• **WHAT YOU NEED TO DO**
Where a line in the listing contains the string "επειδή", copy that line out.
-- BEGIN SUPPLIED INFORMATION --
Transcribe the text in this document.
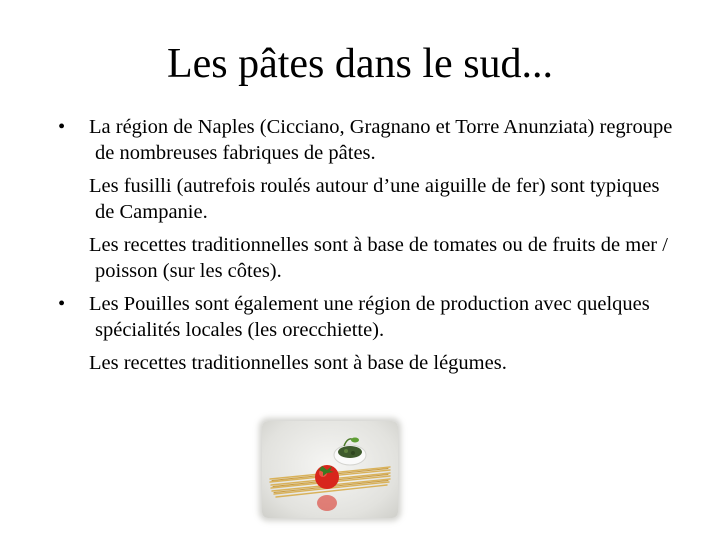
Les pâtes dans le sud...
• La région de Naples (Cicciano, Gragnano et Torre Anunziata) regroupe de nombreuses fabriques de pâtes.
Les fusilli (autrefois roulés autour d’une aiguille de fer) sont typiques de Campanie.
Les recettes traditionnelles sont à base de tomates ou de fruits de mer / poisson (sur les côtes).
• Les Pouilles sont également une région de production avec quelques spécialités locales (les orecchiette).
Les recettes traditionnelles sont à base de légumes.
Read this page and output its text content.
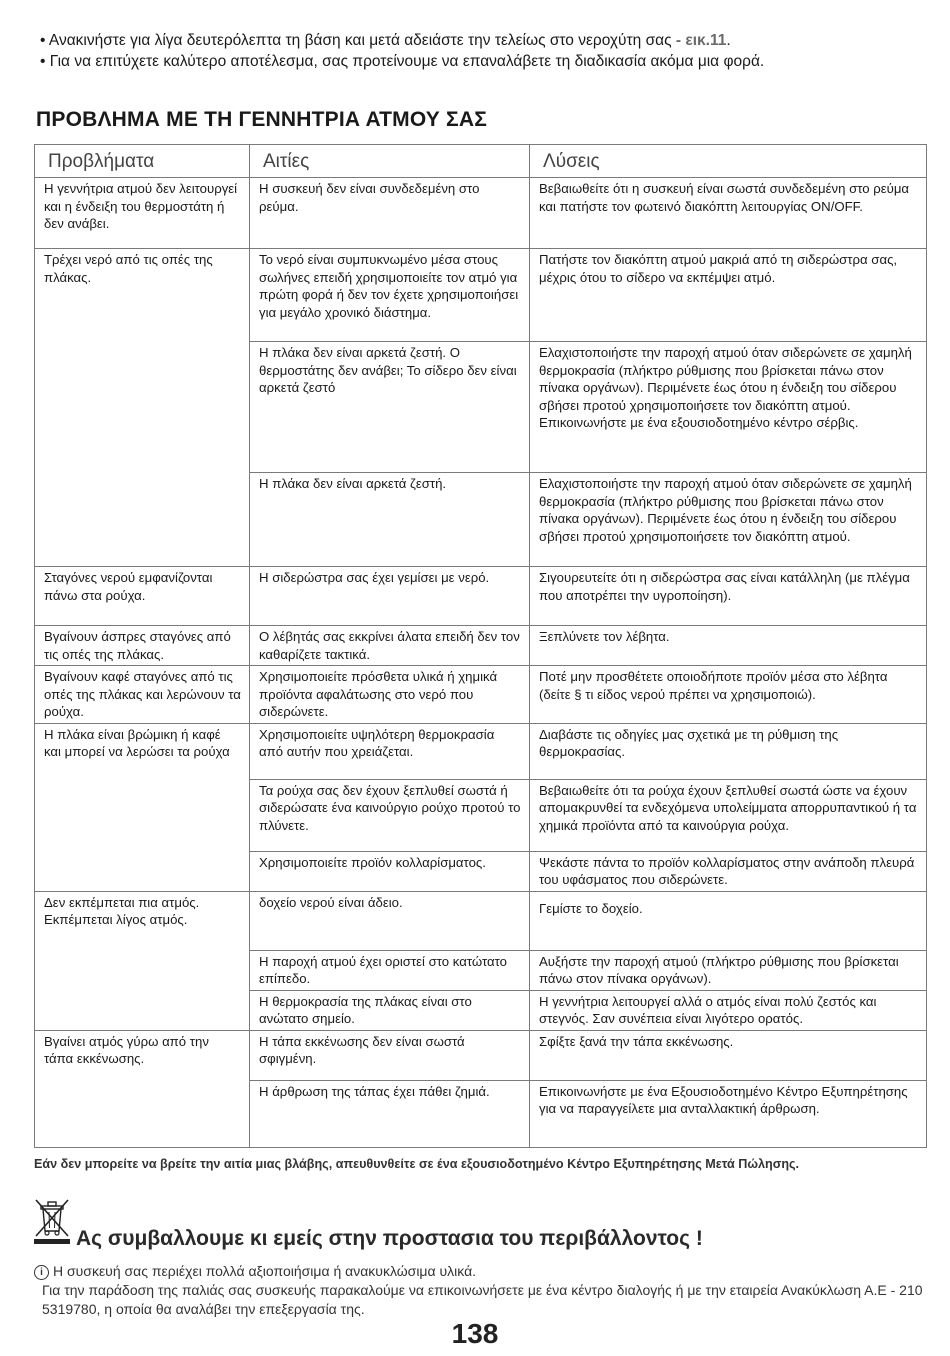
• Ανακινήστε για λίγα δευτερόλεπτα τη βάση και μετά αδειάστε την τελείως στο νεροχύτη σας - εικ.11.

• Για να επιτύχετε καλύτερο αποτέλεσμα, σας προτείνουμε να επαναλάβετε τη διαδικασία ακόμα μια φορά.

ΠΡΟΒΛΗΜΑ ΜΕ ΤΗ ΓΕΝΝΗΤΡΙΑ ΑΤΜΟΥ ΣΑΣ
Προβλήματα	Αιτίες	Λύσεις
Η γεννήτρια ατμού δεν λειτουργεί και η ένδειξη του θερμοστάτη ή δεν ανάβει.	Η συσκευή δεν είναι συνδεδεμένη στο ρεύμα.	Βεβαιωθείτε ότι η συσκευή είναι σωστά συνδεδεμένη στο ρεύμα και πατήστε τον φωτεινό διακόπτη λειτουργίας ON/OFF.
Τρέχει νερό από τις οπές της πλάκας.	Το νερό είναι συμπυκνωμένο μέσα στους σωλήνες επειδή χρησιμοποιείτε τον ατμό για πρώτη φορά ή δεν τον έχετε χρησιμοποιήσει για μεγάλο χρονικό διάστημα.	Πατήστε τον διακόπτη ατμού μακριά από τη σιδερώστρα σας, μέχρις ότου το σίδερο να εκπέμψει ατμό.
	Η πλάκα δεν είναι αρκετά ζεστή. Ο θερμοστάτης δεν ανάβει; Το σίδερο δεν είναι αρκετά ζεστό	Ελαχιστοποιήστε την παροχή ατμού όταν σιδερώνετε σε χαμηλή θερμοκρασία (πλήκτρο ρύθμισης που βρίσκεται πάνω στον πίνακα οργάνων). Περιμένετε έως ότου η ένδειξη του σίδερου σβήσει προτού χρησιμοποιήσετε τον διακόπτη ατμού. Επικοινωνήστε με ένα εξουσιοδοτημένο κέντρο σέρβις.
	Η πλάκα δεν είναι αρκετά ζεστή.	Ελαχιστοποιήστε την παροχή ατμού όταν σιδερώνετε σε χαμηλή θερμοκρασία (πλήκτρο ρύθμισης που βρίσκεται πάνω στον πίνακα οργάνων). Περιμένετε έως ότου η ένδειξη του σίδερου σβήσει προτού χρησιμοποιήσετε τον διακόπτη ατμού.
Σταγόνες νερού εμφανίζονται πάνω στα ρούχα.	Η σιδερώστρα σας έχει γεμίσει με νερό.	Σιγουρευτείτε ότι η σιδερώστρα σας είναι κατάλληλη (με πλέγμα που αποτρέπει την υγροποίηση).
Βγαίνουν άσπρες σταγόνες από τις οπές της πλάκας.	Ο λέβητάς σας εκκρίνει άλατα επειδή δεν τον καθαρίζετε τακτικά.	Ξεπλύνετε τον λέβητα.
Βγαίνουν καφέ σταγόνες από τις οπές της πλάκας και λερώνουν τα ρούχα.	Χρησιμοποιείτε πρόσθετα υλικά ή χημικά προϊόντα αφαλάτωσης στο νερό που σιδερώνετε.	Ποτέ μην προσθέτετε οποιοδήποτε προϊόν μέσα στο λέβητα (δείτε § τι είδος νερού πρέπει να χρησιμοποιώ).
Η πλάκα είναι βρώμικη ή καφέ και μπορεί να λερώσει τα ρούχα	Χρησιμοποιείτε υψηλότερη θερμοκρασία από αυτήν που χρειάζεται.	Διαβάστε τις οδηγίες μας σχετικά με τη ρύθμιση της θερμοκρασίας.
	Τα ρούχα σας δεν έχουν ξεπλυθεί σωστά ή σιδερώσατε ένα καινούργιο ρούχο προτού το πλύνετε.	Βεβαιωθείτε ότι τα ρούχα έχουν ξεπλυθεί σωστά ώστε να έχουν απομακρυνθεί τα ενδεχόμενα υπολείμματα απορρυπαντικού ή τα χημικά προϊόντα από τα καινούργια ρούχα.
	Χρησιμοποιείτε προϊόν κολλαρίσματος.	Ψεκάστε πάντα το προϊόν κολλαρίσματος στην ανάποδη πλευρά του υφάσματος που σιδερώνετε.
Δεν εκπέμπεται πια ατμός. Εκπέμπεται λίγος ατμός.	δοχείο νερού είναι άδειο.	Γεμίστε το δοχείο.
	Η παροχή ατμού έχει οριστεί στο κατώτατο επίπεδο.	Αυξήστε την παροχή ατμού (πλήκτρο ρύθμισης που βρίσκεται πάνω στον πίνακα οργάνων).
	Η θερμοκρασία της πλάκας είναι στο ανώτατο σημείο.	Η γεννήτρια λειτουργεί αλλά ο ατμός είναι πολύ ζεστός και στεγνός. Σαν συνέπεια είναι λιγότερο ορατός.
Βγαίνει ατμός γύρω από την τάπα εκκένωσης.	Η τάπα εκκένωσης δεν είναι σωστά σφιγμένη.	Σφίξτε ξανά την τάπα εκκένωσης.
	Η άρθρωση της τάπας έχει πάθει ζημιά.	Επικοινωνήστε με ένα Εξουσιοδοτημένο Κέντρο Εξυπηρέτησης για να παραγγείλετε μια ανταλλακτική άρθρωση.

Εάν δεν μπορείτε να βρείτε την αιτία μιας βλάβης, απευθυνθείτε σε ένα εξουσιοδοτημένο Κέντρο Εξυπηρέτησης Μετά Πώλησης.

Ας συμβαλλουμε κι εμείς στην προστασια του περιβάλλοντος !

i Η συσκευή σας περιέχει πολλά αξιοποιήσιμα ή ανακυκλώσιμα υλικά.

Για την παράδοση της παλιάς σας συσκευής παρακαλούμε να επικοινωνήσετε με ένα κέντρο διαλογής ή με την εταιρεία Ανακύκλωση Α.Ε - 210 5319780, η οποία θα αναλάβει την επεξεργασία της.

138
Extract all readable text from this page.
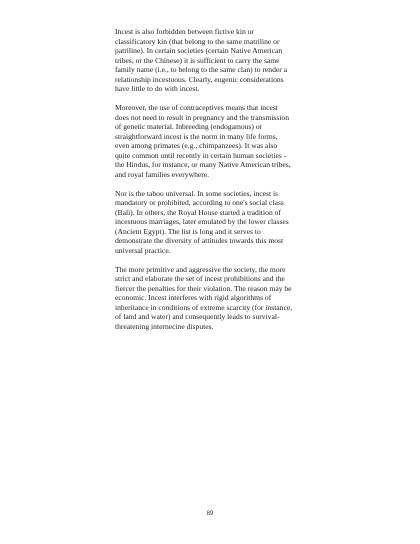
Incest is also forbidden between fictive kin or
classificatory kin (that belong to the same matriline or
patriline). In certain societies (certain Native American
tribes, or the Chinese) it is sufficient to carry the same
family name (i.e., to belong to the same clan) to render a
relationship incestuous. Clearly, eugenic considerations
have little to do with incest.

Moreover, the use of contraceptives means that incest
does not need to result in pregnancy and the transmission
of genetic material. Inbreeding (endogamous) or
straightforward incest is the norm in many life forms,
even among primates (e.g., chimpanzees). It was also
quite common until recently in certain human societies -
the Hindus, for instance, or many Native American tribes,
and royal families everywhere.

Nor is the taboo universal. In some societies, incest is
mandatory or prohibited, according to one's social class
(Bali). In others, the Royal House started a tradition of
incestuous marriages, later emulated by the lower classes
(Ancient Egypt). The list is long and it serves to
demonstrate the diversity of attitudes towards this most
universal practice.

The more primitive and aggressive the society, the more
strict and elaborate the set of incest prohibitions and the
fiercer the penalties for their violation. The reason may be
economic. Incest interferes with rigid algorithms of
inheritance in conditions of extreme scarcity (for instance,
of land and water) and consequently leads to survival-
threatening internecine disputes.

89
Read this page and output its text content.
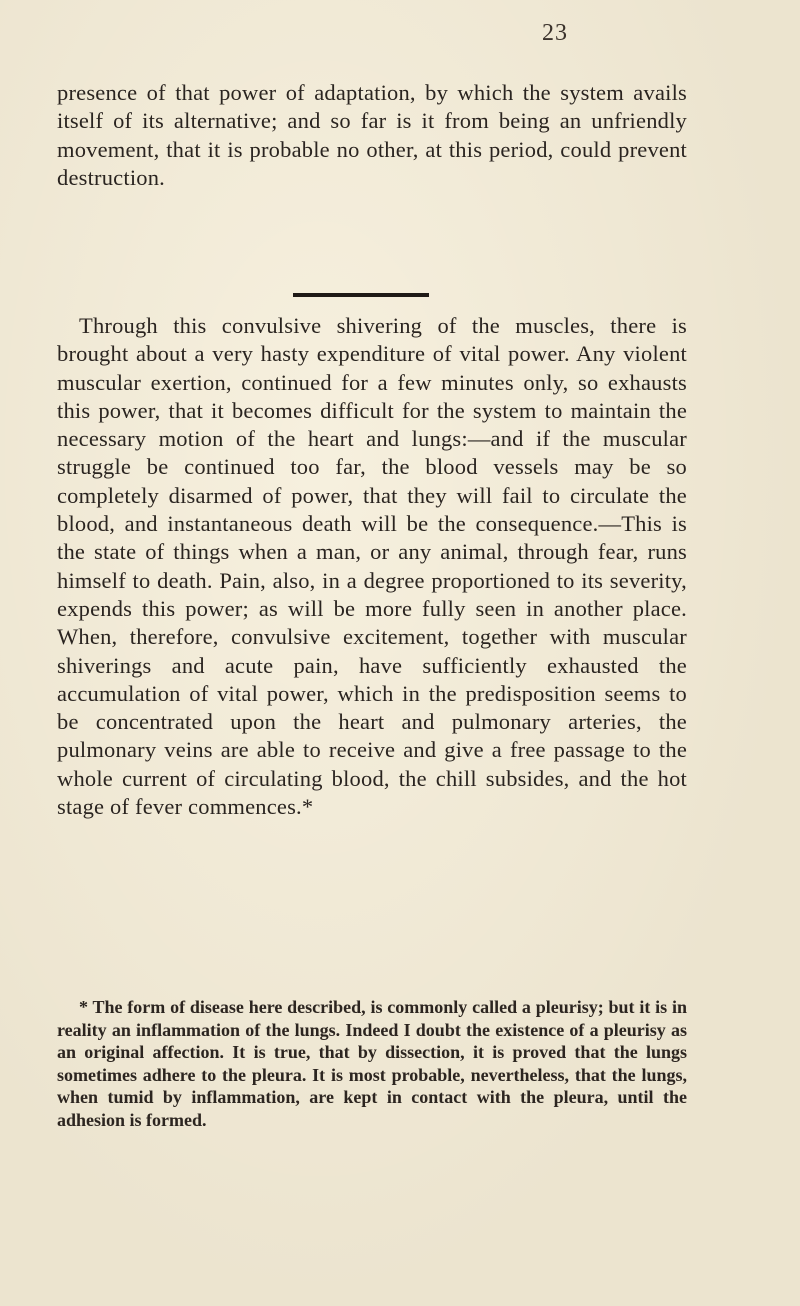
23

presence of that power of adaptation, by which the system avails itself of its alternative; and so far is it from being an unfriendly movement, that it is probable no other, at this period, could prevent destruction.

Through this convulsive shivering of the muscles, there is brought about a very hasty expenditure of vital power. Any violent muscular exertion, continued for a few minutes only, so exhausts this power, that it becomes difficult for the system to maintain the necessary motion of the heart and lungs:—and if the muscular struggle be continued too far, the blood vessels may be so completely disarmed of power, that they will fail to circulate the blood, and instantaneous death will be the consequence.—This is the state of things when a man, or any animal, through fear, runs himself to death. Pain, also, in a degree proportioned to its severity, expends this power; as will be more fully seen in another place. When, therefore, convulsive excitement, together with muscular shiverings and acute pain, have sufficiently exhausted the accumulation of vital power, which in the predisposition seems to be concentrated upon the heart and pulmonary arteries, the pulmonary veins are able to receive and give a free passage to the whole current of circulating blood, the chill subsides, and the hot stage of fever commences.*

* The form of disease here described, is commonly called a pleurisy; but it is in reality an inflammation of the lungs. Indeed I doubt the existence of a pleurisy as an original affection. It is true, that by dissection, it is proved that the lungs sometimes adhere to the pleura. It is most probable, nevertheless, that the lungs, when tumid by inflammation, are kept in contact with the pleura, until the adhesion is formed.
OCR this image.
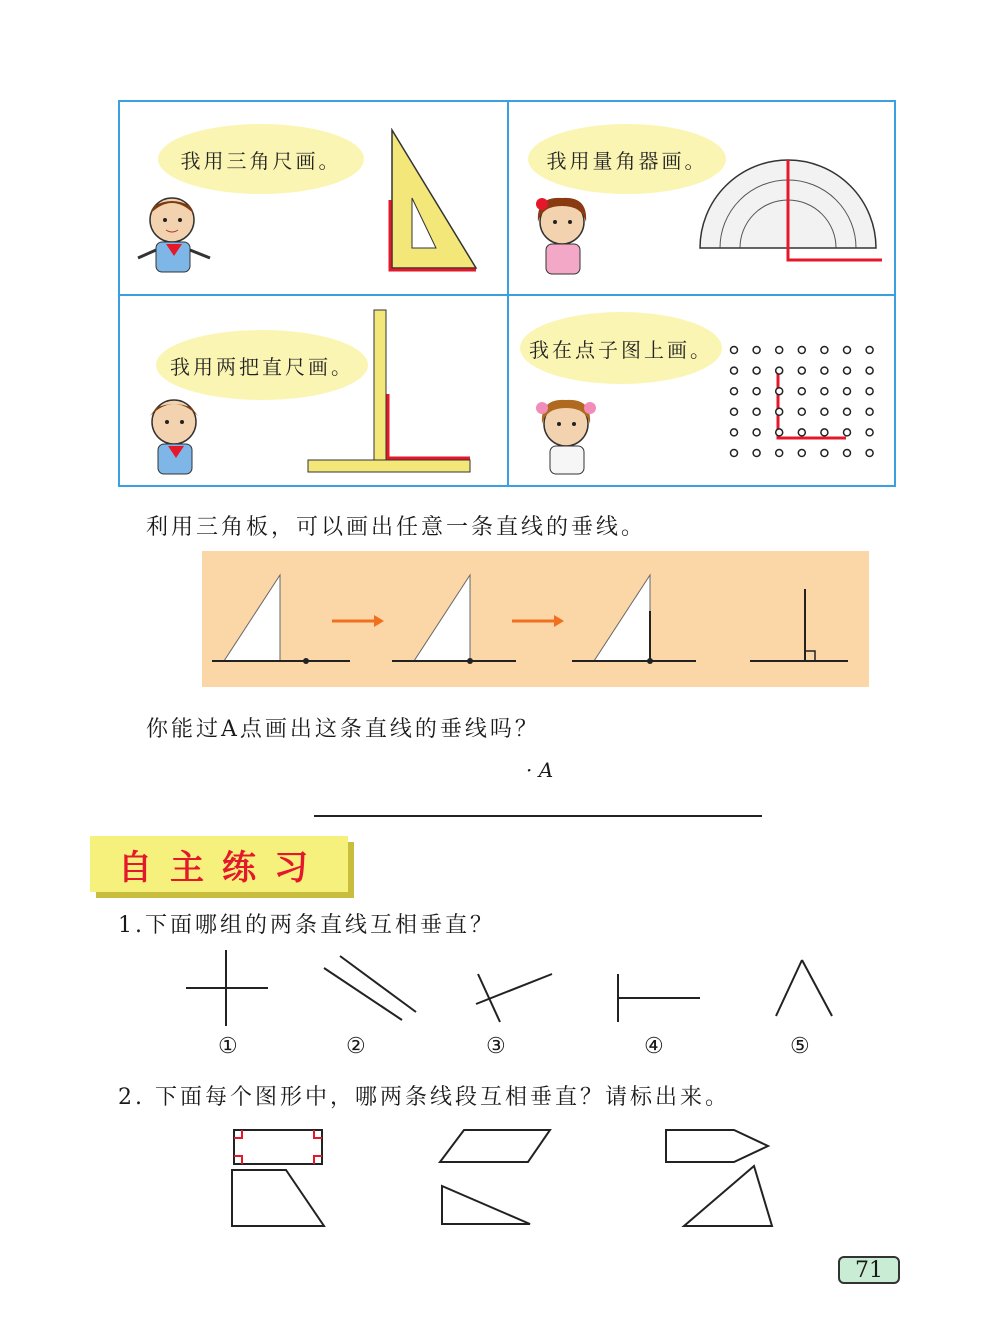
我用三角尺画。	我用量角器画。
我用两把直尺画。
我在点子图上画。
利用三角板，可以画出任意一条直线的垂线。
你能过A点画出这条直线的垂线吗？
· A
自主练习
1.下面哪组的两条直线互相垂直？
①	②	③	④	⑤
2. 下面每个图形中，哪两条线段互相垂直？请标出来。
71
-- END SUPPLIED INFORMATION --
• **FINAL ANSWER**
Τρέχει νερό από τις οπές της πλάκας.	Το νερό είναι συμπυκνωμένο μέσα στους σωλήνες επειδή χρησιμοποιείτε τον ατμό για πρώτη φορά ή δεν τον έχετε χρησιμοποιήσει για μεγάλο χρονικό διάστημα.	Πατήστε τον διακόπτη ατμού μακριά από τη σιδερώστρα σας, μέχρις ότου το σίδερο να εκπέμψει ατμό.
Βγαίνουν άσπρες σταγόνες από τις οπές της πλάκας.	Ο λέβητάς σας εκκρίνει άλατα επειδή δεν τον καθαρίζετε τακτικά.	Ξεπλύνετε τον λέβητα.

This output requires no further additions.